■ Exercise
Rewrite the items starting at the very first line and ending at the line that contains "step-label: Deponi: [428, 252, 468, 263]", changing "screenshot" to "image" and keeping everything else the same.

☆ ☆ ☆

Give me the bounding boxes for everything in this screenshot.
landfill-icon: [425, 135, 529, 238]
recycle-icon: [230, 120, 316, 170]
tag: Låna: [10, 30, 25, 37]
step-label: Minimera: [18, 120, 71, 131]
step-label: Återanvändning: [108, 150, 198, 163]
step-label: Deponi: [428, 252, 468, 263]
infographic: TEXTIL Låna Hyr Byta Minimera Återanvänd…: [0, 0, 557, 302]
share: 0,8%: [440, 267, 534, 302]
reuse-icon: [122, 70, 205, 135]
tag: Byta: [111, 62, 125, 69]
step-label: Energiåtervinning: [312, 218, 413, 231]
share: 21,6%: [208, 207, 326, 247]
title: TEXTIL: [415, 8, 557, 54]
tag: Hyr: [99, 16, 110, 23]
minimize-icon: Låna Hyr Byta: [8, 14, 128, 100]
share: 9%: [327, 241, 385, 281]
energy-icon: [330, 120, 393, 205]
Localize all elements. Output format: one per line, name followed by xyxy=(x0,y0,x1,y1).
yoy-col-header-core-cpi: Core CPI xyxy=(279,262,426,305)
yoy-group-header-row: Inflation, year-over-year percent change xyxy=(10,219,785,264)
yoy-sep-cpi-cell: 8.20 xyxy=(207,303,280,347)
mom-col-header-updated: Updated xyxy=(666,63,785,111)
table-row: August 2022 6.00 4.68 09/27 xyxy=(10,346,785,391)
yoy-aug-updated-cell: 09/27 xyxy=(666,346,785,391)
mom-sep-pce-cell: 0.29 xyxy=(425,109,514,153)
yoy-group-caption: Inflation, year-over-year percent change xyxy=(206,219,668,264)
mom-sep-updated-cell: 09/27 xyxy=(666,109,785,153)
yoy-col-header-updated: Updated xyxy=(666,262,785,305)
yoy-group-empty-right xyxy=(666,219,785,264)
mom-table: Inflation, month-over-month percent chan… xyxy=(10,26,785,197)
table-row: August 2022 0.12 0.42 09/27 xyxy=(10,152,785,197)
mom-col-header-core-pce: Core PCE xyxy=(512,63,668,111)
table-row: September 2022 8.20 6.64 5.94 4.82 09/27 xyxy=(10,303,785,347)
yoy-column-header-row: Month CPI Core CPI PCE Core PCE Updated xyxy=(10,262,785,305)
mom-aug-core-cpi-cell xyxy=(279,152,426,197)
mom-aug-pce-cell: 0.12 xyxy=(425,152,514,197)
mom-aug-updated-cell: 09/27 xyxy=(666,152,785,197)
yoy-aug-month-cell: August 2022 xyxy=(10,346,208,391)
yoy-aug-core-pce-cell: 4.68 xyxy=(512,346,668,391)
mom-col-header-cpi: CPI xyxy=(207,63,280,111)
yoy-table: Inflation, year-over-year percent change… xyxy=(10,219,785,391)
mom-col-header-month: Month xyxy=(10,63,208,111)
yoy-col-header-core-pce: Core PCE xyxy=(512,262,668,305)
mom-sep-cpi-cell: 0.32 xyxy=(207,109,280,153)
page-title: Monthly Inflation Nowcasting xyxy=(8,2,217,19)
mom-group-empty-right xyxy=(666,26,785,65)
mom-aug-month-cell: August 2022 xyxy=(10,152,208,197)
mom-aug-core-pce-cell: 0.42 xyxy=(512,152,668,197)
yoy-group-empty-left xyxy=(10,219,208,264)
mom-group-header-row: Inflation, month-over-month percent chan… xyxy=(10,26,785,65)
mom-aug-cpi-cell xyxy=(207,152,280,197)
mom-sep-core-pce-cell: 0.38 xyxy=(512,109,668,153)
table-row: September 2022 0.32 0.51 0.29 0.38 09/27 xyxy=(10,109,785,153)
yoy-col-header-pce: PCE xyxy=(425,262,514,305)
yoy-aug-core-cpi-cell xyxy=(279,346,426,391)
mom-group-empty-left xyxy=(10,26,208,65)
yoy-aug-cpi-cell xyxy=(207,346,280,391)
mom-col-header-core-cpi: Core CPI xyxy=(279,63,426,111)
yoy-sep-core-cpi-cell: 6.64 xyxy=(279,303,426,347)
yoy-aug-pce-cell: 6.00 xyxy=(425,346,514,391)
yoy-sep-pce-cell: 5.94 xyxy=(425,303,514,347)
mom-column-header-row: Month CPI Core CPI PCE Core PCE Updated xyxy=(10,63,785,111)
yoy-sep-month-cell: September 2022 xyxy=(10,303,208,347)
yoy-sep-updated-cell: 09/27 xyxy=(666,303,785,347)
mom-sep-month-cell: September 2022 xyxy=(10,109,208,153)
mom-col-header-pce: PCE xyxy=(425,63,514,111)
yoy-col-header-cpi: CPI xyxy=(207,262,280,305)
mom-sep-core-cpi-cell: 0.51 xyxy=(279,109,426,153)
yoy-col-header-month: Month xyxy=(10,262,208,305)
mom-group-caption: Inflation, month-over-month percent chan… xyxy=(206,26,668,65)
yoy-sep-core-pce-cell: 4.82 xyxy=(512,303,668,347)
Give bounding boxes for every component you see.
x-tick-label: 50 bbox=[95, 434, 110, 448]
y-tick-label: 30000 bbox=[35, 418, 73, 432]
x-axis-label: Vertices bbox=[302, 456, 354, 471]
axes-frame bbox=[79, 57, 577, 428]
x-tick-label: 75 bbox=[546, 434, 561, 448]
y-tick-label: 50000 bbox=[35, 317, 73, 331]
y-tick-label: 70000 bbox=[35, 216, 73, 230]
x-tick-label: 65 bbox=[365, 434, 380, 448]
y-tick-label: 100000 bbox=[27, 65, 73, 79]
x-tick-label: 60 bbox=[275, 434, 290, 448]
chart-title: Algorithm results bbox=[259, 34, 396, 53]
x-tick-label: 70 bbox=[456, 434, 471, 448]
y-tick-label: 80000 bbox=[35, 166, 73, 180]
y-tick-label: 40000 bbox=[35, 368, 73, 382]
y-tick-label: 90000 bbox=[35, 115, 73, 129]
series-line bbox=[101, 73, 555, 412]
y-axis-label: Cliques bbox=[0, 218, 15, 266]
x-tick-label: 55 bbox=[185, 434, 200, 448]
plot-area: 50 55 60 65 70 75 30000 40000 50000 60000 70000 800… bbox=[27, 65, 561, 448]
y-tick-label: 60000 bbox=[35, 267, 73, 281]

☆ ☆ ☆

■ Solution to this problem
Give me the bounding boxes for everything in this image.
landfill-icon: [425, 135, 529, 238]
recycle-icon: [230, 120, 316, 170]
tag: Låna: [10, 30, 25, 37]
step-label: Minimera: [18, 120, 71, 131]
step-label: Återanvändning: [108, 150, 198, 163]
step-label: Deponi: [428, 252, 468, 263]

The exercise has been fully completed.